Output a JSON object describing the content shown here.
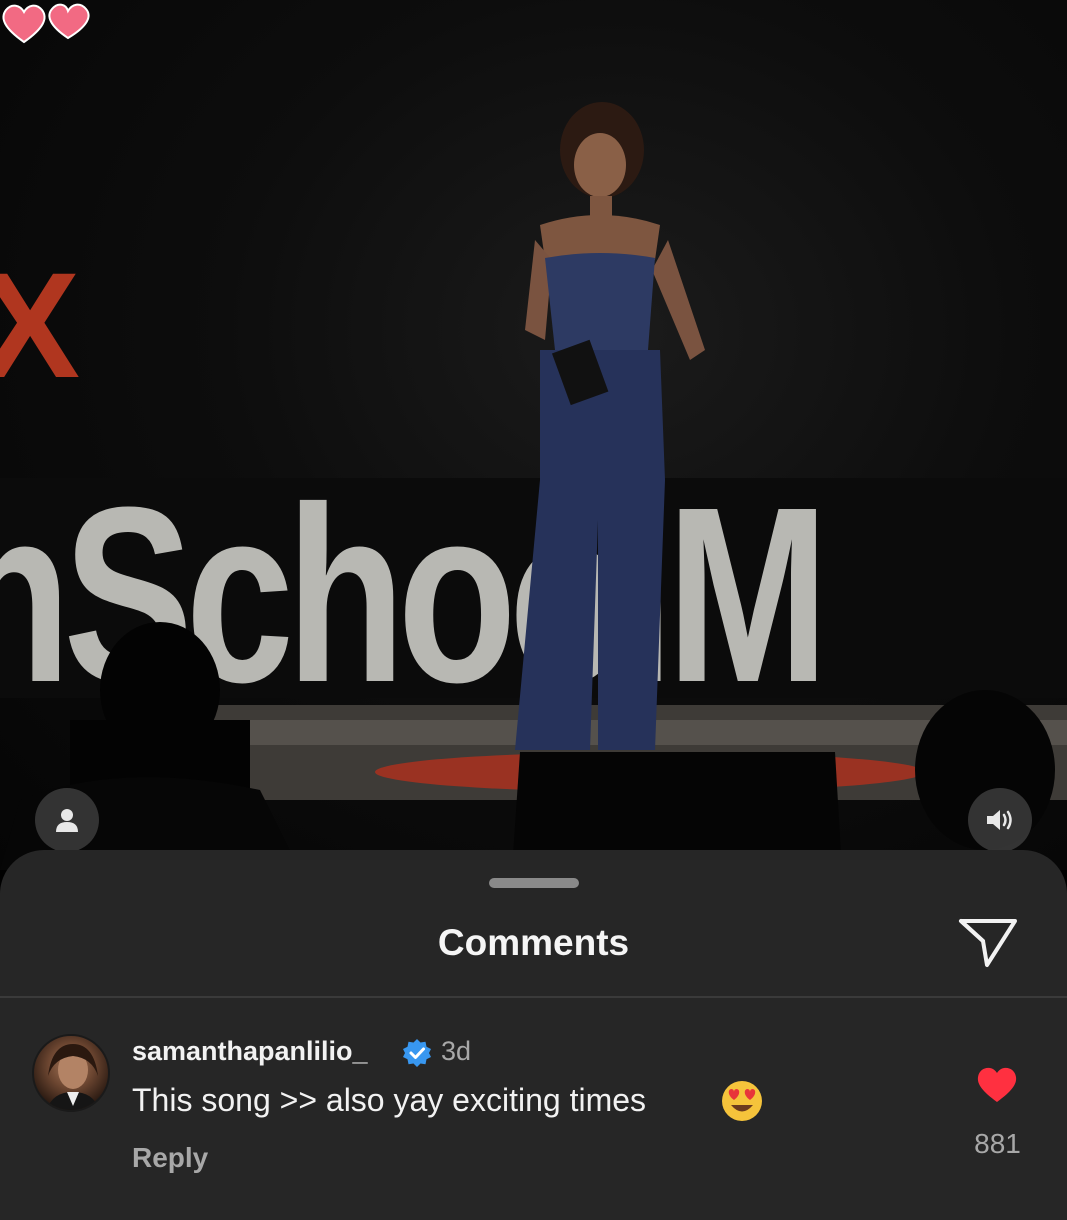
{
  "photo": {
    "stage_sign": "hSchoolM",
    "stage_sign_accent": "X"
  },
  "comments_sheet": {
    "title": "Comments"
  },
  "comments": [
    {
      "username": "samanthapanlilio_",
      "verified": true,
      "time": "3d",
      "text": "This song >> also yay exciting times",
      "emoji": "heart-eyes",
      "reply_label": "Reply",
      "like_count": "881",
      "liked": true
    }
  ],
  "icons": {
    "profile": "person-icon",
    "sound": "speaker-icon",
    "share": "paper-plane-icon",
    "verified": "verified-badge-icon",
    "like": "heart-icon"
  },
  "colors": {
    "sheet_bg": "#262626",
    "like_red": "#ff3040",
    "verified_blue": "#3897f0",
    "sticker_pink": "#f26a83"
  }
}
•••••
**TASK DETAILS**
Set down the material exactly, every line of it, except for the pictures.

**OUTPUT FOR THIS TASK**
Output a JSON object describing the content shown here.
{
  "photo": {
    "stage_sign": "hSchoolM",
    "stage_sign_accent": "X"
  },
  "comments_sheet": {
    "title": "Comments"
  },
  "comments": [
    {
      "username": "samanthapanlilio_",
      "verified": true,
      "time": "3d",
      "text": "This song >> also yay exciting times",
      "emoji": "heart-eyes",
      "reply_label": "Reply",
      "like_count": "881",
      "liked": true
    }
  ],
  "icons": {
    "profile": "person-icon",
    "sound": "speaker-icon",
    "share": "paper-plane-icon",
    "verified": "verified-badge-icon",
    "like": "heart-icon"
  },
  "colors": {
    "sheet_bg": "#262626",
    "like_red": "#ff3040",
    "verified_blue": "#3897f0",
    "sticker_pink": "#f26a83"
  }
}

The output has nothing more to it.